[Directions]: Make an exact copy of the entries below with the pictures removed.

··· Entries shown ···

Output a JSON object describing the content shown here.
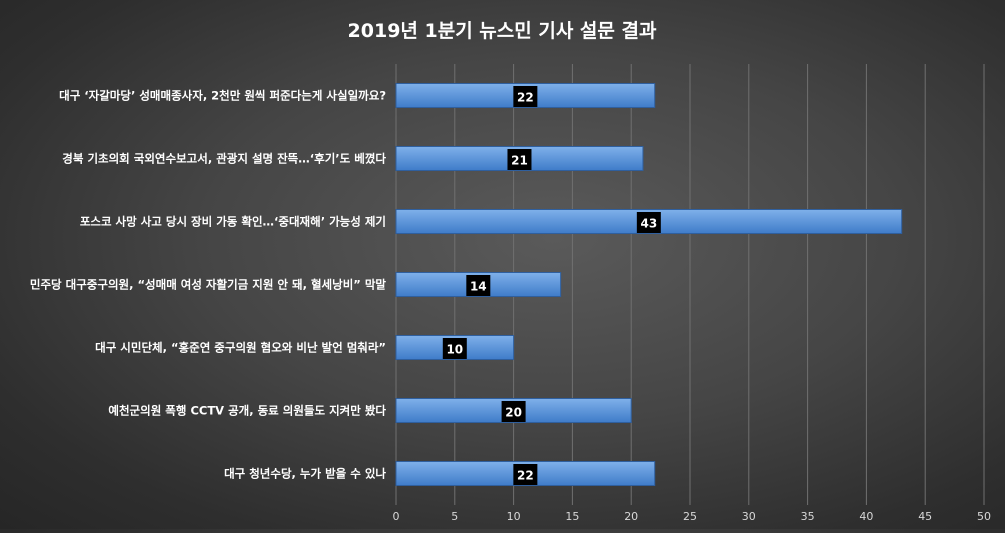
{
  "chart_data": {
    "type": "bar",
    "orientation": "horizontal",
    "title": "2019년 1분기 뉴스민 기사 설문 결과",
    "categories": [
      "대구 ‘자갈마당’ 성매매종사자, 2천만 원씩 퍼준다는게 사실일까요?",
      "경북 기초의회 국외연수보고서, 관광지 설명 잔뜩…‘후기’도 베꼈다",
      "포스코 사망 사고 당시 장비 가동 확인…‘중대재해’ 가능성 제기",
      "민주당 대구중구의원, “성매매 여성 자활기금 지원 안 돼, 혈세낭비” 막말",
      "대구 시민단체, “홍준연 중구의원 혐오와 비난 발언 멈춰라”",
      "예천군의원 폭행 CCTV 공개, 동료 의원들도 지켜만 봤다",
      "대구 청년수당, 누가 받을 수 있나"
    ],
    "values": [
      22,
      21,
      43,
      14,
      10,
      20,
      22
    ],
    "xlim": [
      0,
      50
    ],
    "xticks": [
      0,
      5,
      10,
      15,
      20,
      25,
      30,
      35,
      40,
      45,
      50
    ],
    "grid": true,
    "legend": "none",
    "colors": {
      "bar_top": "#7fb0ea",
      "bar_bottom": "#3f7cc9",
      "bar_stroke": "#2f5f9e",
      "label_box": "#000000",
      "grid": "#707070",
      "text": "#ffffff",
      "tick_text": "#d8d8d8"
    }
  }
}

···

[The result]:
Output a JSON object describing the content shown here.
{
  "chart_data": {
    "type": "bar",
    "orientation": "horizontal",
    "title": "2019년 1분기 뉴스민 기사 설문 결과",
    "categories": [
      "대구 ‘자갈마당’ 성매매종사자, 2천만 원씩 퍼준다는게 사실일까요?",
      "경북 기초의회 국외연수보고서, 관광지 설명 잔뜩…‘후기’도 베꼈다",
      "포스코 사망 사고 당시 장비 가동 확인…‘중대재해’ 가능성 제기",
      "민주당 대구중구의원, “성매매 여성 자활기금 지원 안 돼, 혈세낭비” 막말",
      "대구 시민단체, “홍준연 중구의원 혐오와 비난 발언 멈춰라”",
      "예천군의원 폭행 CCTV 공개, 동료 의원들도 지켜만 봤다",
      "대구 청년수당, 누가 받을 수 있나"
    ],
    "values": [
      22,
      21,
      43,
      14,
      10,
      20,
      22
    ],
    "xlim": [
      0,
      50
    ],
    "xticks": [
      0,
      5,
      10,
      15,
      20,
      25,
      30,
      35,
      40,
      45,
      50
    ],
    "grid": true,
    "legend": "none",
    "colors": {
      "bar_top": "#7fb0ea",
      "bar_bottom": "#3f7cc9",
      "bar_stroke": "#2f5f9e",
      "label_box": "#000000",
      "grid": "#707070",
      "text": "#ffffff",
      "tick_text": "#d8d8d8"
    }
  }
}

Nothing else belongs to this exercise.